---------- Data shown ----------
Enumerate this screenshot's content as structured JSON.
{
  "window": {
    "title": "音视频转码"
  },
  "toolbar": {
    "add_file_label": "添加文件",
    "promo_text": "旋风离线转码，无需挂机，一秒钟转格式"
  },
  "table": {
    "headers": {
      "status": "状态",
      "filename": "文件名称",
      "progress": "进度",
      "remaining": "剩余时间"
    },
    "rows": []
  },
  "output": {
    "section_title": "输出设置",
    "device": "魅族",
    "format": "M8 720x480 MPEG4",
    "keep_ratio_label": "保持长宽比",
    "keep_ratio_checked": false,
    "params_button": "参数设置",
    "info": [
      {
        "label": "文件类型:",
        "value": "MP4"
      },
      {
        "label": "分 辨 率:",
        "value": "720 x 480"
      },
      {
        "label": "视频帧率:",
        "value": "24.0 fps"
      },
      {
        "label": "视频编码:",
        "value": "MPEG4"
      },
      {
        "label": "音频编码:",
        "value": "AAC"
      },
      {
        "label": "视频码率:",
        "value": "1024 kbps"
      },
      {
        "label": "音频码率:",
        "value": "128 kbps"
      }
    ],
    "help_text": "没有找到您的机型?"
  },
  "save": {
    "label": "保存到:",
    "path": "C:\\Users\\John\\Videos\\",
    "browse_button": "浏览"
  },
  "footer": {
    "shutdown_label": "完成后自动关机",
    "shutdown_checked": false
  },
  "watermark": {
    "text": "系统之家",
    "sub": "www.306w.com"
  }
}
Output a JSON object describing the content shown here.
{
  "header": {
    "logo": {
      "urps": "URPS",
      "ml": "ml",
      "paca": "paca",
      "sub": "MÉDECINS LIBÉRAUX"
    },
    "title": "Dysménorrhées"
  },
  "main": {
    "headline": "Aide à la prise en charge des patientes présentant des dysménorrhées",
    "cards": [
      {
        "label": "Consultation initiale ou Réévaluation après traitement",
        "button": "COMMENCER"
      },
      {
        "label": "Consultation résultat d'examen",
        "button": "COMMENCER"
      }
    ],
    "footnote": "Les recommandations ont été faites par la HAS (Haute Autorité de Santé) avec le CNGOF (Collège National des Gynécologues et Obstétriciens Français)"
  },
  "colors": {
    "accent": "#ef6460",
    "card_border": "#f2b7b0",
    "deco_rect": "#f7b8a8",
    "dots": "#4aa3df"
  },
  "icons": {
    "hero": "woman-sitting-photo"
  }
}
----------
**What you are asked to do**
Gather every line containing the word "Consultation" and copy it.

**Exercise answer**
        "label": "Consultation initiale ou Réévaluation après traitement",
        "label": "Consultation résultat d'examen",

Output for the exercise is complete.